Brief: Reproduce the listing below exactly, minus its pictures.

Supplied information:
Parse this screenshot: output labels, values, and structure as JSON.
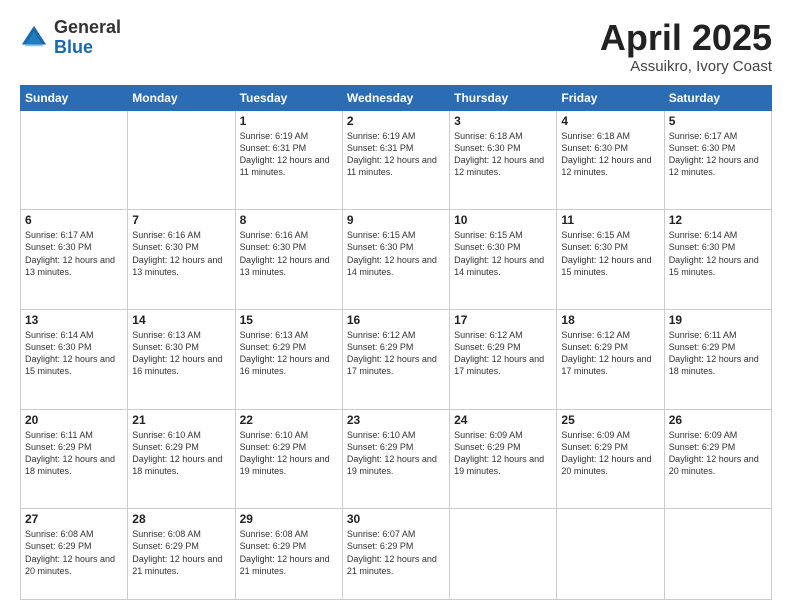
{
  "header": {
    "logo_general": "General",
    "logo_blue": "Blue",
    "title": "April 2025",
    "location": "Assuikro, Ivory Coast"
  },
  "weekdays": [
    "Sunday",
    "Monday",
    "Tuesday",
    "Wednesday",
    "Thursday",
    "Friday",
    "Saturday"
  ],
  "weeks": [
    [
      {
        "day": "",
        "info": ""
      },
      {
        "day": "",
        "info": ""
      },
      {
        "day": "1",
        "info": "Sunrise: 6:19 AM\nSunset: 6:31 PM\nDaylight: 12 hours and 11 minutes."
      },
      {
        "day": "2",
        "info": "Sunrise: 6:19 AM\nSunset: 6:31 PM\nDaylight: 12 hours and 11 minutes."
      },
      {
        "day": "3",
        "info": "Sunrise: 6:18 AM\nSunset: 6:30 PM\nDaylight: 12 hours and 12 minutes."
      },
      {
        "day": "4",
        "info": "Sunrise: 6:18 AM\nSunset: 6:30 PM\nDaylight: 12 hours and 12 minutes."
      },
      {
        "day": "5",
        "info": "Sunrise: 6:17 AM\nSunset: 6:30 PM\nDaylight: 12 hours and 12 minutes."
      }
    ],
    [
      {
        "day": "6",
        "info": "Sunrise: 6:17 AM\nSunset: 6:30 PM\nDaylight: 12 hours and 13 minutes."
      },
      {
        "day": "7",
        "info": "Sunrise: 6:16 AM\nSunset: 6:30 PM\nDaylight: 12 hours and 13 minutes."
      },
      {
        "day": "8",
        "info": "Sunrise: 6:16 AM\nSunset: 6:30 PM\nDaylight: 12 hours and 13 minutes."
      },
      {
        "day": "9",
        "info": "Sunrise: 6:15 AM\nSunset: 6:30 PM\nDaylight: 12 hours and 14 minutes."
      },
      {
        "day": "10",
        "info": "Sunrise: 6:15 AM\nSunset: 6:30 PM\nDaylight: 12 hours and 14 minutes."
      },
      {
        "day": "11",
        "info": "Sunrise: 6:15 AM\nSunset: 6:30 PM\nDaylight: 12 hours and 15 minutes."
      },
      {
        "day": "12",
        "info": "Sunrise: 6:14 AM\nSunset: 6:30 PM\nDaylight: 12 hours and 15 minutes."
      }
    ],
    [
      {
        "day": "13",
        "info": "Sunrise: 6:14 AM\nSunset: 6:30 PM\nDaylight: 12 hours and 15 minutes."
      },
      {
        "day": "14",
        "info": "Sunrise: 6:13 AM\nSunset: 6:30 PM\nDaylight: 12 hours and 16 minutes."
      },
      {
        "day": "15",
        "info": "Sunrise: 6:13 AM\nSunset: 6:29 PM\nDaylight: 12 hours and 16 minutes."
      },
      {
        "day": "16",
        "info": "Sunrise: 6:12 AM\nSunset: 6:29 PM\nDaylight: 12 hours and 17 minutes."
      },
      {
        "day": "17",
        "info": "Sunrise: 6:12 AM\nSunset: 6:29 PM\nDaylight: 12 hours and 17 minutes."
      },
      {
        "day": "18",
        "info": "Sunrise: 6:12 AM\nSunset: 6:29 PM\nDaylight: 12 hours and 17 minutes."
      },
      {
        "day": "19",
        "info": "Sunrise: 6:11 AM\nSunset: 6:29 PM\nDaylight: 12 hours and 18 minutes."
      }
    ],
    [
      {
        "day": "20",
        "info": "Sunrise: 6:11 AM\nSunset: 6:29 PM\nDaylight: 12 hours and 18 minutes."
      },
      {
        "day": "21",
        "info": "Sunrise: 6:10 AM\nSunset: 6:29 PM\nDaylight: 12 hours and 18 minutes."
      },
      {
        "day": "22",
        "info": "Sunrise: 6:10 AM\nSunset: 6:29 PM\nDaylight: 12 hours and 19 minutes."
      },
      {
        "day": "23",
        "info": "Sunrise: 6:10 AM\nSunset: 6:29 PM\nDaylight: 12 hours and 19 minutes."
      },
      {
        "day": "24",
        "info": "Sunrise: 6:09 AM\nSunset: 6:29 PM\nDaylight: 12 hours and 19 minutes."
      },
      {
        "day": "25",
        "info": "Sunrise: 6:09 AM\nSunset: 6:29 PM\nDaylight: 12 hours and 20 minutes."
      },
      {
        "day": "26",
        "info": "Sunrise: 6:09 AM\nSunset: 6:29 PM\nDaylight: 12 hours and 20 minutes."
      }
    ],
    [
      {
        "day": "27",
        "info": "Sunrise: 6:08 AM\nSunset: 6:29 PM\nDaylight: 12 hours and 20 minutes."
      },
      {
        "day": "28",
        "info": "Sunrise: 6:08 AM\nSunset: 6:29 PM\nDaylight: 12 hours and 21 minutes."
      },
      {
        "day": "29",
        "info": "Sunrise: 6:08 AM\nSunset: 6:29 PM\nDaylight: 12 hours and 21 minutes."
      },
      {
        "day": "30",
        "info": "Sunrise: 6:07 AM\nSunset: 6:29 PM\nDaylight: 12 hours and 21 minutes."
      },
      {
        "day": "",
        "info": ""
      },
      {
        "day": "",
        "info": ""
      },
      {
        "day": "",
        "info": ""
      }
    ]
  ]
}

Task response:
Parse this screenshot: output labels, values, and structure as JSON.
{
  "header": {
    "logo_general": "General",
    "logo_blue": "Blue",
    "title": "April 2025",
    "location": "Assuikro, Ivory Coast"
  },
  "weekdays": [
    "Sunday",
    "Monday",
    "Tuesday",
    "Wednesday",
    "Thursday",
    "Friday",
    "Saturday"
  ],
  "weeks": [
    [
      {
        "day": "",
        "info": ""
      },
      {
        "day": "",
        "info": ""
      },
      {
        "day": "1",
        "info": "Sunrise: 6:19 AM\nSunset: 6:31 PM\nDaylight: 12 hours and 11 minutes."
      },
      {
        "day": "2",
        "info": "Sunrise: 6:19 AM\nSunset: 6:31 PM\nDaylight: 12 hours and 11 minutes."
      },
      {
        "day": "3",
        "info": "Sunrise: 6:18 AM\nSunset: 6:30 PM\nDaylight: 12 hours and 12 minutes."
      },
      {
        "day": "4",
        "info": "Sunrise: 6:18 AM\nSunset: 6:30 PM\nDaylight: 12 hours and 12 minutes."
      },
      {
        "day": "5",
        "info": "Sunrise: 6:17 AM\nSunset: 6:30 PM\nDaylight: 12 hours and 12 minutes."
      }
    ],
    [
      {
        "day": "6",
        "info": "Sunrise: 6:17 AM\nSunset: 6:30 PM\nDaylight: 12 hours and 13 minutes."
      },
      {
        "day": "7",
        "info": "Sunrise: 6:16 AM\nSunset: 6:30 PM\nDaylight: 12 hours and 13 minutes."
      },
      {
        "day": "8",
        "info": "Sunrise: 6:16 AM\nSunset: 6:30 PM\nDaylight: 12 hours and 13 minutes."
      },
      {
        "day": "9",
        "info": "Sunrise: 6:15 AM\nSunset: 6:30 PM\nDaylight: 12 hours and 14 minutes."
      },
      {
        "day": "10",
        "info": "Sunrise: 6:15 AM\nSunset: 6:30 PM\nDaylight: 12 hours and 14 minutes."
      },
      {
        "day": "11",
        "info": "Sunrise: 6:15 AM\nSunset: 6:30 PM\nDaylight: 12 hours and 15 minutes."
      },
      {
        "day": "12",
        "info": "Sunrise: 6:14 AM\nSunset: 6:30 PM\nDaylight: 12 hours and 15 minutes."
      }
    ],
    [
      {
        "day": "13",
        "info": "Sunrise: 6:14 AM\nSunset: 6:30 PM\nDaylight: 12 hours and 15 minutes."
      },
      {
        "day": "14",
        "info": "Sunrise: 6:13 AM\nSunset: 6:30 PM\nDaylight: 12 hours and 16 minutes."
      },
      {
        "day": "15",
        "info": "Sunrise: 6:13 AM\nSunset: 6:29 PM\nDaylight: 12 hours and 16 minutes."
      },
      {
        "day": "16",
        "info": "Sunrise: 6:12 AM\nSunset: 6:29 PM\nDaylight: 12 hours and 17 minutes."
      },
      {
        "day": "17",
        "info": "Sunrise: 6:12 AM\nSunset: 6:29 PM\nDaylight: 12 hours and 17 minutes."
      },
      {
        "day": "18",
        "info": "Sunrise: 6:12 AM\nSunset: 6:29 PM\nDaylight: 12 hours and 17 minutes."
      },
      {
        "day": "19",
        "info": "Sunrise: 6:11 AM\nSunset: 6:29 PM\nDaylight: 12 hours and 18 minutes."
      }
    ],
    [
      {
        "day": "20",
        "info": "Sunrise: 6:11 AM\nSunset: 6:29 PM\nDaylight: 12 hours and 18 minutes."
      },
      {
        "day": "21",
        "info": "Sunrise: 6:10 AM\nSunset: 6:29 PM\nDaylight: 12 hours and 18 minutes."
      },
      {
        "day": "22",
        "info": "Sunrise: 6:10 AM\nSunset: 6:29 PM\nDaylight: 12 hours and 19 minutes."
      },
      {
        "day": "23",
        "info": "Sunrise: 6:10 AM\nSunset: 6:29 PM\nDaylight: 12 hours and 19 minutes."
      },
      {
        "day": "24",
        "info": "Sunrise: 6:09 AM\nSunset: 6:29 PM\nDaylight: 12 hours and 19 minutes."
      },
      {
        "day": "25",
        "info": "Sunrise: 6:09 AM\nSunset: 6:29 PM\nDaylight: 12 hours and 20 minutes."
      },
      {
        "day": "26",
        "info": "Sunrise: 6:09 AM\nSunset: 6:29 PM\nDaylight: 12 hours and 20 minutes."
      }
    ],
    [
      {
        "day": "27",
        "info": "Sunrise: 6:08 AM\nSunset: 6:29 PM\nDaylight: 12 hours and 20 minutes."
      },
      {
        "day": "28",
        "info": "Sunrise: 6:08 AM\nSunset: 6:29 PM\nDaylight: 12 hours and 21 minutes."
      },
      {
        "day": "29",
        "info": "Sunrise: 6:08 AM\nSunset: 6:29 PM\nDaylight: 12 hours and 21 minutes."
      },
      {
        "day": "30",
        "info": "Sunrise: 6:07 AM\nSunset: 6:29 PM\nDaylight: 12 hours and 21 minutes."
      },
      {
        "day": "",
        "info": ""
      },
      {
        "day": "",
        "info": ""
      },
      {
        "day": "",
        "info": ""
      }
    ]
  ]
}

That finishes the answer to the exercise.